Say how many lines include the word "Piano". Reply with nothing but the number.

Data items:
◆ ◆ ◆ ◆ ◆ ◆ ◆

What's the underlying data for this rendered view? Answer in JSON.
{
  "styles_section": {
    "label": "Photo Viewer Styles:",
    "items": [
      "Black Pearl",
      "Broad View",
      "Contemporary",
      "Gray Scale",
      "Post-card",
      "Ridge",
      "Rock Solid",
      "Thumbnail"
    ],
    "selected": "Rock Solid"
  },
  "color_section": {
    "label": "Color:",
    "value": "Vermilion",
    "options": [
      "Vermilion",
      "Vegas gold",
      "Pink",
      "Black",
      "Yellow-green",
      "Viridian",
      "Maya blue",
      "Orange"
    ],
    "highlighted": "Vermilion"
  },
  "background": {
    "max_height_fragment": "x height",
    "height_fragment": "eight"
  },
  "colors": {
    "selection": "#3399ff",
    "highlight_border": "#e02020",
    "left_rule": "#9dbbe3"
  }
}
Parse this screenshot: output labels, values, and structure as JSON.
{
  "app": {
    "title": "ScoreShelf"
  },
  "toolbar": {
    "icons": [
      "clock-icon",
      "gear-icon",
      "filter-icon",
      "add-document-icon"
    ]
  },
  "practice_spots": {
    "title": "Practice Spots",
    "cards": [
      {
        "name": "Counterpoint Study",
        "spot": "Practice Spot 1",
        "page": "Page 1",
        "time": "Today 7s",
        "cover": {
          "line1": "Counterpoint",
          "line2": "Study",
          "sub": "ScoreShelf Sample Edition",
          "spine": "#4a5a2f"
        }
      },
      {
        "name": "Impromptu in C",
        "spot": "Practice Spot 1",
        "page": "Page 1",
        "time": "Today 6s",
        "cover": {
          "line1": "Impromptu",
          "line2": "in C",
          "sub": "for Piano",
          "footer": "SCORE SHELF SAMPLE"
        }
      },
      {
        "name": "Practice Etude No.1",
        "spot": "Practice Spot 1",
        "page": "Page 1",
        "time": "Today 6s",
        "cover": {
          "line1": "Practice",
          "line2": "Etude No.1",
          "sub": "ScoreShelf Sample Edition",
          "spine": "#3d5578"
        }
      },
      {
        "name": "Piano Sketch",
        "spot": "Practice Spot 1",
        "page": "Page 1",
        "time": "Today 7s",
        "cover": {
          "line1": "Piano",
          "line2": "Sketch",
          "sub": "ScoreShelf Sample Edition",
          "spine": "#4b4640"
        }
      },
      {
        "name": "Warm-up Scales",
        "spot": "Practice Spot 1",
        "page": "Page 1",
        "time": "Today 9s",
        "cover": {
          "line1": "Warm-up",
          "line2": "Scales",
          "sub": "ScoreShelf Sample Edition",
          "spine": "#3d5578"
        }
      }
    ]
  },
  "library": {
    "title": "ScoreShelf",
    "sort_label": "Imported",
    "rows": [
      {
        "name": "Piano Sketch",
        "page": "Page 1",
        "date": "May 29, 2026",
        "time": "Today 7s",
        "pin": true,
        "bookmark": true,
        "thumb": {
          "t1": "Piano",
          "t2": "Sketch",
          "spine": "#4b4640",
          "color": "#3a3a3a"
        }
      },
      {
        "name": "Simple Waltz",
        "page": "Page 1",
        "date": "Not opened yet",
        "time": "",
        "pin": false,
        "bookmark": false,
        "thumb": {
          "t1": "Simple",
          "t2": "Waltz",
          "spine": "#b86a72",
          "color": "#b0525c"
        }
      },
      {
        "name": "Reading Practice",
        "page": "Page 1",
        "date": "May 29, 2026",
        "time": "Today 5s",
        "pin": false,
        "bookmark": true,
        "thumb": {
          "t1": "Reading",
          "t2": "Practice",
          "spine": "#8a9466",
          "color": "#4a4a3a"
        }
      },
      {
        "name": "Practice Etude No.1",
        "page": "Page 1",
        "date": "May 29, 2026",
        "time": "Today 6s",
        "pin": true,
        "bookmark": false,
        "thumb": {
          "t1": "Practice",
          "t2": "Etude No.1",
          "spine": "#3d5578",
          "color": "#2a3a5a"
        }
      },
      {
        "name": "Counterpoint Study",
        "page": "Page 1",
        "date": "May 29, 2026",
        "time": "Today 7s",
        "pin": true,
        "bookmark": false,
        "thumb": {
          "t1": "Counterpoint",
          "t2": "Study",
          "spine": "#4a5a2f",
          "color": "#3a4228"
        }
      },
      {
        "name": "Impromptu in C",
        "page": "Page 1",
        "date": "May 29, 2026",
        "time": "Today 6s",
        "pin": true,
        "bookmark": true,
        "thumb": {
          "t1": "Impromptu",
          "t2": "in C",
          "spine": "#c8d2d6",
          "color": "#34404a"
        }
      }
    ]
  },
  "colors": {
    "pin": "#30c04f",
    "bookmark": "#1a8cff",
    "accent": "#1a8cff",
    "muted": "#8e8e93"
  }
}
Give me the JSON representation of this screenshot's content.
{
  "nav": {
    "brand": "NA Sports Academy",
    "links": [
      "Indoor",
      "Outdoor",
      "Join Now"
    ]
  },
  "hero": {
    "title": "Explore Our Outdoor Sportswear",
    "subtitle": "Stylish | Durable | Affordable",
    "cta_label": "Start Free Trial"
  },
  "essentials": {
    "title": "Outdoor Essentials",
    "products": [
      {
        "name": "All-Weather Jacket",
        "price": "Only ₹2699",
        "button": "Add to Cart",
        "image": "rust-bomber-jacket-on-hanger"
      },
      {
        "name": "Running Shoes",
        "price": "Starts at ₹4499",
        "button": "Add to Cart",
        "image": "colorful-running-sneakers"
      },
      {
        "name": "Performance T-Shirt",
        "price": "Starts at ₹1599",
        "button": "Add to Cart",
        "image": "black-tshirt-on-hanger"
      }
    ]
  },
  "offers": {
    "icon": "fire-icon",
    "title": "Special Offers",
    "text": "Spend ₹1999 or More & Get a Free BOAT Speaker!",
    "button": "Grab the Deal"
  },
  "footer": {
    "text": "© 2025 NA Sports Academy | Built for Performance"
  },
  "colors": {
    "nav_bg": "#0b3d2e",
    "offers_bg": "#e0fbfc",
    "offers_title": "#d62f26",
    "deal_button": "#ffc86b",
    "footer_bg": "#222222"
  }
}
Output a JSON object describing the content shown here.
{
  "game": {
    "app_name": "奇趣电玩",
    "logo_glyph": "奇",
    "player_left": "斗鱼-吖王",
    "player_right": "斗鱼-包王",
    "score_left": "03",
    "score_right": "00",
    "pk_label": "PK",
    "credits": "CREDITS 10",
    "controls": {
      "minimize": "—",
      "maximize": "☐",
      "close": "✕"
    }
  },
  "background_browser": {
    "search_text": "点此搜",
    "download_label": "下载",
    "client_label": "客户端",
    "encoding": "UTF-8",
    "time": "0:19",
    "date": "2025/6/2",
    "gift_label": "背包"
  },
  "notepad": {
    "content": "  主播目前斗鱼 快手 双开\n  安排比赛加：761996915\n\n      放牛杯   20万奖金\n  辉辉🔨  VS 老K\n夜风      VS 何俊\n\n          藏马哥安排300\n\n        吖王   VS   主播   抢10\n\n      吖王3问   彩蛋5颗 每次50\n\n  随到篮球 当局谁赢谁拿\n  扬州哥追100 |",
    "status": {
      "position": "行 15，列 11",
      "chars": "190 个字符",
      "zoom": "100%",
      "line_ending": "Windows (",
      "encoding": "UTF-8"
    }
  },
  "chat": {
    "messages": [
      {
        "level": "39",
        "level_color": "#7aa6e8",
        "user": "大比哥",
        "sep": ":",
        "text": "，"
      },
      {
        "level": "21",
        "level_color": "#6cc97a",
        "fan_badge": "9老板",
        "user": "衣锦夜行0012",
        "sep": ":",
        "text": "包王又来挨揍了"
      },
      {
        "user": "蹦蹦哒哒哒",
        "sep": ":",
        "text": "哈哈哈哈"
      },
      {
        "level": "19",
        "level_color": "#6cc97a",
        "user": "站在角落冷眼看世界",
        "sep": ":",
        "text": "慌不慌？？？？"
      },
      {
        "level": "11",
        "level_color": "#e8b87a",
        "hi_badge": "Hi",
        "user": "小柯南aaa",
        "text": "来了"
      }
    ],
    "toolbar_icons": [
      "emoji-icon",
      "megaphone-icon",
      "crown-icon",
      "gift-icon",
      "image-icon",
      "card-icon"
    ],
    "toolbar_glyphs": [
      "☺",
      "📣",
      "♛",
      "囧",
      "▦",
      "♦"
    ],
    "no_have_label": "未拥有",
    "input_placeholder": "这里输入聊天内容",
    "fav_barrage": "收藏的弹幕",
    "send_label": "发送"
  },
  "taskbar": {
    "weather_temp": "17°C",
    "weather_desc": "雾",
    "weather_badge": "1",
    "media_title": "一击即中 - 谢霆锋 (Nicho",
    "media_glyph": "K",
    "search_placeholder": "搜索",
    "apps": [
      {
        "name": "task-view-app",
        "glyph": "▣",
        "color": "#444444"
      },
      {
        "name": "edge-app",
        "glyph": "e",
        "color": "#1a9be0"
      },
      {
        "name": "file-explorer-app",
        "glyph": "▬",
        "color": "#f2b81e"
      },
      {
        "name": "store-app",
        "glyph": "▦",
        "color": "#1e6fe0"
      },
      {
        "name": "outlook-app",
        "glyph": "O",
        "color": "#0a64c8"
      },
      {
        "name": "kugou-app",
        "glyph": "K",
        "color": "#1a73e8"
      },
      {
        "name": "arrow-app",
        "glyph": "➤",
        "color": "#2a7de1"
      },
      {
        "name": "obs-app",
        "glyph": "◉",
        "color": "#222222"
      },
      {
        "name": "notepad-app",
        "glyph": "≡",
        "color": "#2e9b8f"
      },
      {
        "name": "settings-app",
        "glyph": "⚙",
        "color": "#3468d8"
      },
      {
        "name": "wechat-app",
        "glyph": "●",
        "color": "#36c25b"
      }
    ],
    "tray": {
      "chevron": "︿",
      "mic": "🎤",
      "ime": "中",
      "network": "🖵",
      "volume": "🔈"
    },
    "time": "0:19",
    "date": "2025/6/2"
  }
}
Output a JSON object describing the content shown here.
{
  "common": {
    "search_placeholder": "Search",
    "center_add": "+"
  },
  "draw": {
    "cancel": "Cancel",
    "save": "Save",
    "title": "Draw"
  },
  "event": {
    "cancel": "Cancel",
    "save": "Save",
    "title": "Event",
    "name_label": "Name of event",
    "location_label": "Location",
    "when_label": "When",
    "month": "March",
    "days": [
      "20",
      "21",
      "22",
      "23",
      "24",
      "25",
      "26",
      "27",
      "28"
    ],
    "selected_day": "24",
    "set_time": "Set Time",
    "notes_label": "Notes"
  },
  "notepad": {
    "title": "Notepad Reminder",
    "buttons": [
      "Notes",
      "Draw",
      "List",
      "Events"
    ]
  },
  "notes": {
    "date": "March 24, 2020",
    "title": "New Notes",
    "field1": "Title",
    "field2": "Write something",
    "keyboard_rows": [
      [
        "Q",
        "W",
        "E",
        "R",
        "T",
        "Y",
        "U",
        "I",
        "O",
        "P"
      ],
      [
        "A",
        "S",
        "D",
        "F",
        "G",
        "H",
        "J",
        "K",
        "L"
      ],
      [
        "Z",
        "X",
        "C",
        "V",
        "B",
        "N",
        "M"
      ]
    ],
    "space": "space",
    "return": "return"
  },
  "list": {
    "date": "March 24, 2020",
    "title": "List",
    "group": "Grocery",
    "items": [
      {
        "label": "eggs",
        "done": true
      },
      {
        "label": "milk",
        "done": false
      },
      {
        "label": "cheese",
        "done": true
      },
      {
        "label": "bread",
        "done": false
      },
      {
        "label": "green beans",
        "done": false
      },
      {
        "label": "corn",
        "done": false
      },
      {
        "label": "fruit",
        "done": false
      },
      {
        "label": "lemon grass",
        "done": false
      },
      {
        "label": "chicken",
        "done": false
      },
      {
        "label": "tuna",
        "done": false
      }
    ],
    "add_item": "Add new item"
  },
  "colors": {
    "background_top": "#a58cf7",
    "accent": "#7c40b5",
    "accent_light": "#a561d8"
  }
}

◆ ◆ ◆ ◆ ◆ ◆ ◆

Problem solution: 5